Work to complete: Gather every line in the records below that contains the word "wiping".

Information provided:

►

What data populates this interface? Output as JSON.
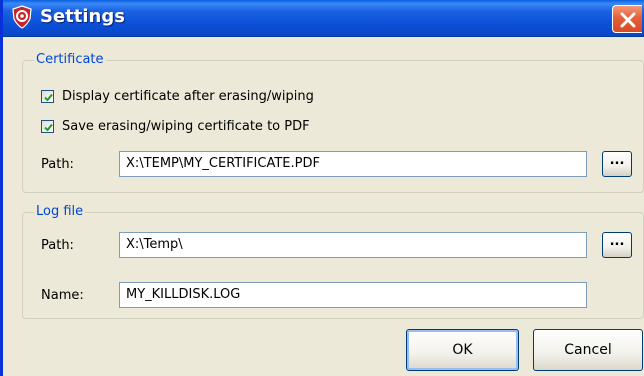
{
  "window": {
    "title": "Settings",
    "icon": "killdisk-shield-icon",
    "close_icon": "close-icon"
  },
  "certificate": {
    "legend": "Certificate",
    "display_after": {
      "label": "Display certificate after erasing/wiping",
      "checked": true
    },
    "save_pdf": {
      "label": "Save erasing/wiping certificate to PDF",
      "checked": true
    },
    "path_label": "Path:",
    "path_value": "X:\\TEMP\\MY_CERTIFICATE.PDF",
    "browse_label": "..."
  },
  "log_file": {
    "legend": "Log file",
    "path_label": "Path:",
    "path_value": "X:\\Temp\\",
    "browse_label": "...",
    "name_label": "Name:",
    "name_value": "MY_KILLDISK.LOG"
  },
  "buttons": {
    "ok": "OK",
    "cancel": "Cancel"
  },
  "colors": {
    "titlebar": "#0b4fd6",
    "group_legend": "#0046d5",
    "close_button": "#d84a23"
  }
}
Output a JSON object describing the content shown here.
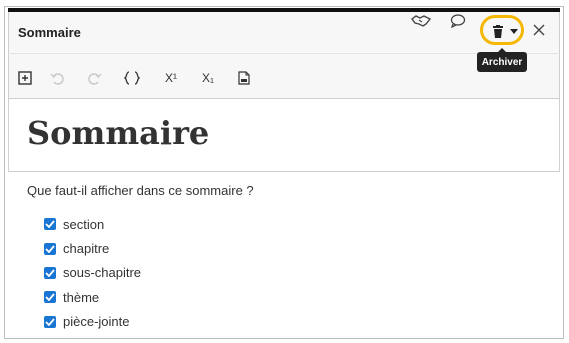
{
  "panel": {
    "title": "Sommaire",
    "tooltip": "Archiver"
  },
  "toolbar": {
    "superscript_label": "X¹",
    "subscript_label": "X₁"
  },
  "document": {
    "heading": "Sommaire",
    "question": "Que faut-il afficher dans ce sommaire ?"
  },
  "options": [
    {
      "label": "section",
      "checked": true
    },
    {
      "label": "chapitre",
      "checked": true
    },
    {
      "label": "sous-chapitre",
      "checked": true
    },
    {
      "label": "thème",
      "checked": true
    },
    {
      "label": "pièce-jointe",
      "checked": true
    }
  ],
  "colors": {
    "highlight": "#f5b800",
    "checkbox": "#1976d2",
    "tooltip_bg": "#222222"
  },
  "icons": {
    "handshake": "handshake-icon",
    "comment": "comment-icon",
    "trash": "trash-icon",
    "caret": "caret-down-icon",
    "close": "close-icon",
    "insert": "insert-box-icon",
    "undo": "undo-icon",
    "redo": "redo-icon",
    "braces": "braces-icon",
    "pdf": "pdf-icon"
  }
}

◄
►

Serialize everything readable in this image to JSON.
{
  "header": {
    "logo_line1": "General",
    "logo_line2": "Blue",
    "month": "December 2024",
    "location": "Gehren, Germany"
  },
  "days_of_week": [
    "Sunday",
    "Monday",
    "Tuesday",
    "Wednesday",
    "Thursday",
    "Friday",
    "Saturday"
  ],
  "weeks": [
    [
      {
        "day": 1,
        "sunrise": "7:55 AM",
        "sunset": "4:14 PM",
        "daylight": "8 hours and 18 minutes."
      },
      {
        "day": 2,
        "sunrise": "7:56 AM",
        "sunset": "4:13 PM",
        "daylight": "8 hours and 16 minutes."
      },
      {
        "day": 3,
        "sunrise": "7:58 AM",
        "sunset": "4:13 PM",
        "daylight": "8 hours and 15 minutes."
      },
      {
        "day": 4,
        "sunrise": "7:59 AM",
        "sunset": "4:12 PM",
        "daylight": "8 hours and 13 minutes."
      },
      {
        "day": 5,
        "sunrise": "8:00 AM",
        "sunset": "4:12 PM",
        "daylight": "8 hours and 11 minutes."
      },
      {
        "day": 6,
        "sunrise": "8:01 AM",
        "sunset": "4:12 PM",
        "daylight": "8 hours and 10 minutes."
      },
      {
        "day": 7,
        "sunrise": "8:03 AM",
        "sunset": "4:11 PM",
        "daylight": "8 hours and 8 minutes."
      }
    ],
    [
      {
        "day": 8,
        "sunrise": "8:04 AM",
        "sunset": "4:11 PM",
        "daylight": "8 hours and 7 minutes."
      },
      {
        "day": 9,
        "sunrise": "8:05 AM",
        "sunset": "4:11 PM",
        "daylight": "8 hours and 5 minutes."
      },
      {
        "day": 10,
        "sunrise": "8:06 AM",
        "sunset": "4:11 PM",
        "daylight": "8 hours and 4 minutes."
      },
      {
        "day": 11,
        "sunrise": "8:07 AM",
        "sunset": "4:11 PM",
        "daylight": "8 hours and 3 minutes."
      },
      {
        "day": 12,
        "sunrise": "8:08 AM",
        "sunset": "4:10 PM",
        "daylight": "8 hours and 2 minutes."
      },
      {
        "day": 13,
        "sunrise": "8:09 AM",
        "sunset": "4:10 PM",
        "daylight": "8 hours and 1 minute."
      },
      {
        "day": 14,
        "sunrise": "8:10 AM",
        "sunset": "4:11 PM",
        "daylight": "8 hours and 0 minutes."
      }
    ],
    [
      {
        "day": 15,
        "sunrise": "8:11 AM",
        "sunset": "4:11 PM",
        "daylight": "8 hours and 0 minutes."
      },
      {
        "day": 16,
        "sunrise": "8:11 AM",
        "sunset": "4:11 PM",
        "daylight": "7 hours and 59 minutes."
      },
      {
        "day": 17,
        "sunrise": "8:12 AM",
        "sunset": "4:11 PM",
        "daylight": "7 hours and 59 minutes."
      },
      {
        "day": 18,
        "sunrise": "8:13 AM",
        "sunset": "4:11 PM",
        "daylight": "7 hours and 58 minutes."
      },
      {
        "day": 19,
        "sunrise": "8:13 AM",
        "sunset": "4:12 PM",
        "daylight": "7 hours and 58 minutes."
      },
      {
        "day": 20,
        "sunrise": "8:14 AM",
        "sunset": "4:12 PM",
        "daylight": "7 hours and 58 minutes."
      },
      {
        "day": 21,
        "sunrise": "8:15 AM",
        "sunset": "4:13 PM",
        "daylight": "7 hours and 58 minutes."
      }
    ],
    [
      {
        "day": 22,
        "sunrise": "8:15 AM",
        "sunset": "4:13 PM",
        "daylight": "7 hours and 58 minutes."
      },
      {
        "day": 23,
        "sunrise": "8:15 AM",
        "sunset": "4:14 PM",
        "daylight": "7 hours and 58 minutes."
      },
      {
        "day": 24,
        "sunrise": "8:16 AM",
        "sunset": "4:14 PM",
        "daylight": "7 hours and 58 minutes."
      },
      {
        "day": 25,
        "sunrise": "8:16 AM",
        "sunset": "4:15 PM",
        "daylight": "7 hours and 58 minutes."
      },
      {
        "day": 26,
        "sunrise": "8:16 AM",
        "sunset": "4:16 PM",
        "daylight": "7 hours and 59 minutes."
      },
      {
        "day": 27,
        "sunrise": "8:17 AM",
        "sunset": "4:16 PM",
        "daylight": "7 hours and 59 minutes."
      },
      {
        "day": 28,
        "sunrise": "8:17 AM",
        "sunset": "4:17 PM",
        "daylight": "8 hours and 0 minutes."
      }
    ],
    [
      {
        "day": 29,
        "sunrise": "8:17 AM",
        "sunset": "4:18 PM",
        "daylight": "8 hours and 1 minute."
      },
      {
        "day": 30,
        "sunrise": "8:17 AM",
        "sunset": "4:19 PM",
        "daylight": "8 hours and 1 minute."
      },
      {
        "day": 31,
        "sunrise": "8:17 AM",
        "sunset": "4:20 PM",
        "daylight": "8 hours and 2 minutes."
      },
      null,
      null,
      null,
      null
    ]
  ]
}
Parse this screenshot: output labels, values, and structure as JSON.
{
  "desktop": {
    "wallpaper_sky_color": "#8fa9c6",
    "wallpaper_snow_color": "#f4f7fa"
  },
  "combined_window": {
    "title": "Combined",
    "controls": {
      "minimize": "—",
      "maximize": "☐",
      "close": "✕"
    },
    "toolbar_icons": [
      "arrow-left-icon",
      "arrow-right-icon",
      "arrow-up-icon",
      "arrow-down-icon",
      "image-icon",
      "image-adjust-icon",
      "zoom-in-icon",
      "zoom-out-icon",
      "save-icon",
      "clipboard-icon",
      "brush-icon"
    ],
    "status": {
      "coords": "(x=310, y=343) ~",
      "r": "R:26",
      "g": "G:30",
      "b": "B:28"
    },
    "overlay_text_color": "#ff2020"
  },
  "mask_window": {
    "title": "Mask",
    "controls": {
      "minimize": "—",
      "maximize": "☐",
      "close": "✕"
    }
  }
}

◄
►

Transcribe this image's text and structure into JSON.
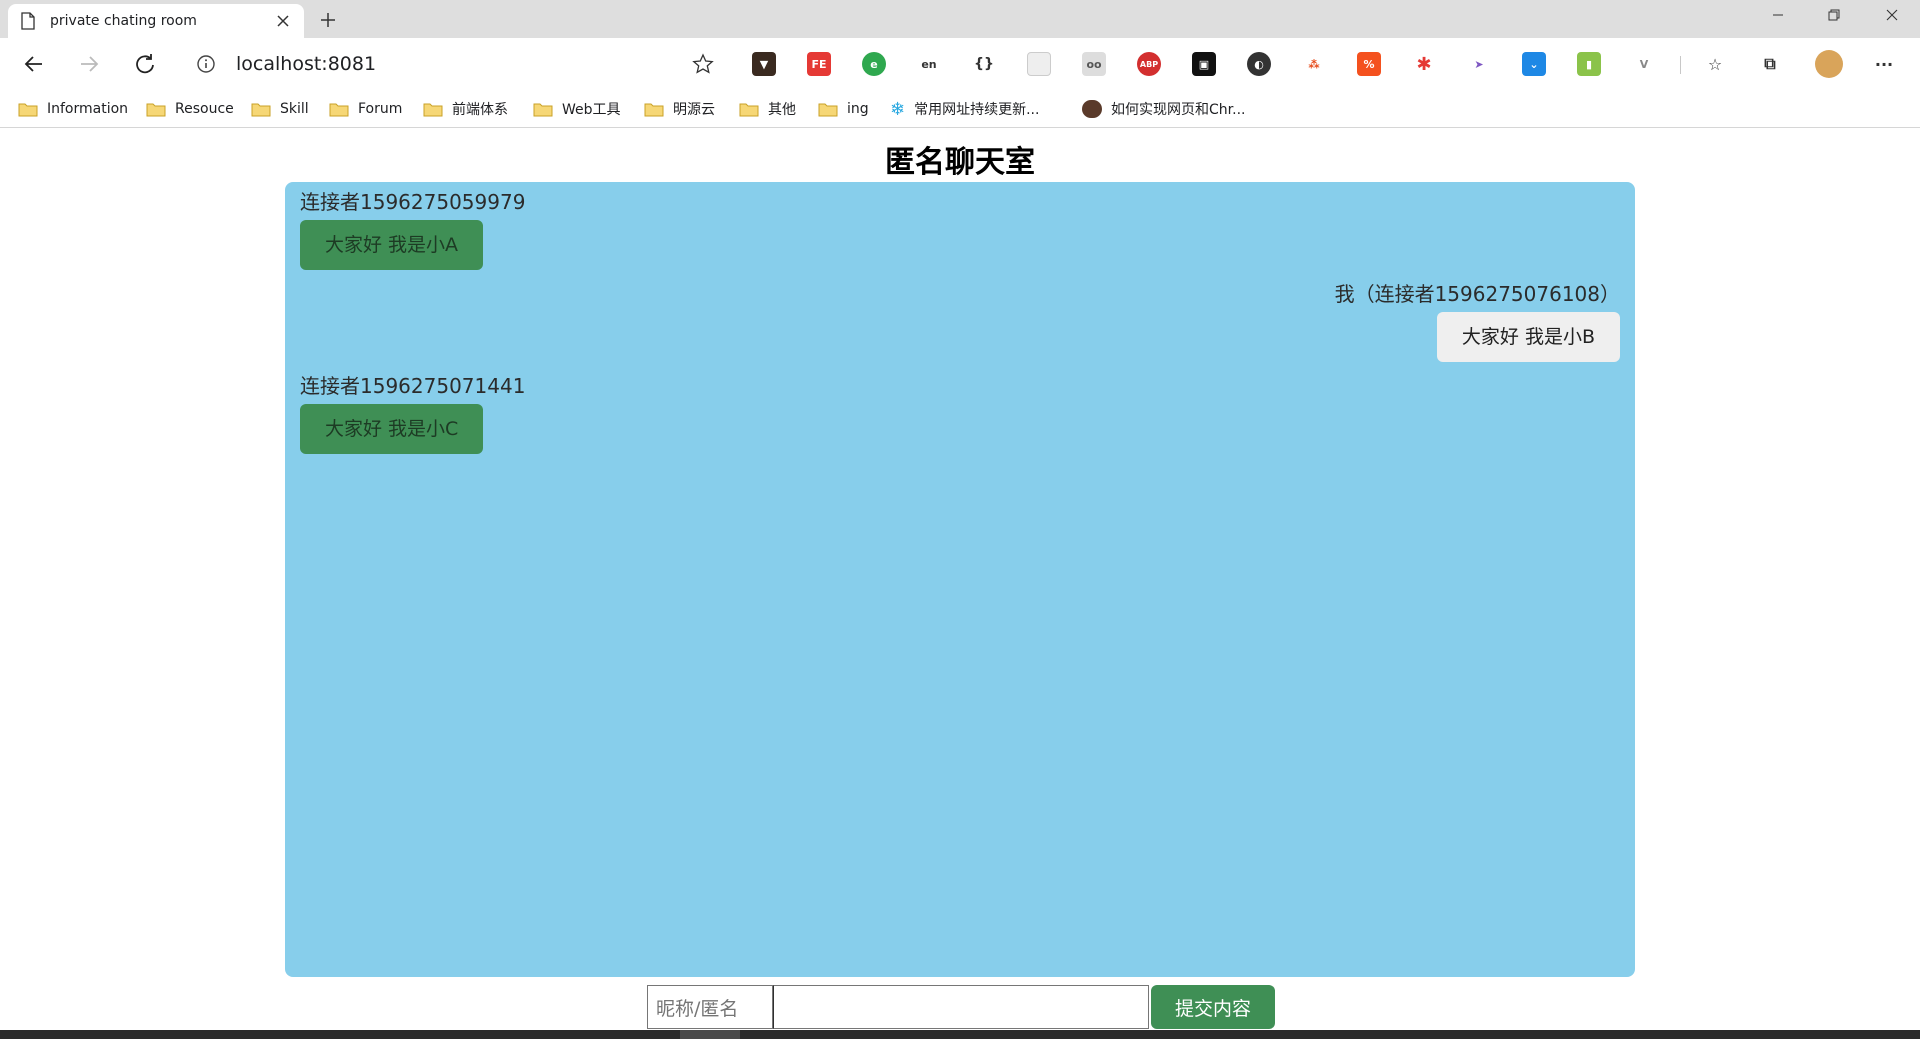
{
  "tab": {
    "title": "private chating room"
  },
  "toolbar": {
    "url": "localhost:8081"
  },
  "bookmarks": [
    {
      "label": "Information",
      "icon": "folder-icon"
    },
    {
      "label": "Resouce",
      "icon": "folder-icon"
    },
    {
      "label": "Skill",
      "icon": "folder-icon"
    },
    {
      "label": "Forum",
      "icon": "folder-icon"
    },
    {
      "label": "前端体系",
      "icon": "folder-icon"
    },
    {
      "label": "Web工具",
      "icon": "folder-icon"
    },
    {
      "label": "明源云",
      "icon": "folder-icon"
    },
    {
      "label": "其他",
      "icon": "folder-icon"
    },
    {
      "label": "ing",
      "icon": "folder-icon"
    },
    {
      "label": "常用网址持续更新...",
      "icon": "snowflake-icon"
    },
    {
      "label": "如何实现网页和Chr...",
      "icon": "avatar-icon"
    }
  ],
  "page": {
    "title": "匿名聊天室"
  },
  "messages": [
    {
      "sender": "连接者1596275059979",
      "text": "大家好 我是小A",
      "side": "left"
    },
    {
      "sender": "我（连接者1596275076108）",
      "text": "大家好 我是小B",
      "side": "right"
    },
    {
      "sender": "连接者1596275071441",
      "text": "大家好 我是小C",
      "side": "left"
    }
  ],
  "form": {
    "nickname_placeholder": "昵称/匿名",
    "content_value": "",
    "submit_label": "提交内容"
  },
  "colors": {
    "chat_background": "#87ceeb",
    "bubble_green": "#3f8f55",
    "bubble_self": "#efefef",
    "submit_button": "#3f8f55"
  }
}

◄

Answer to the exercise:
      "label": "Display certificate after erasing/wiping",
      "label": "Save erasing/wiping certificate to PDF",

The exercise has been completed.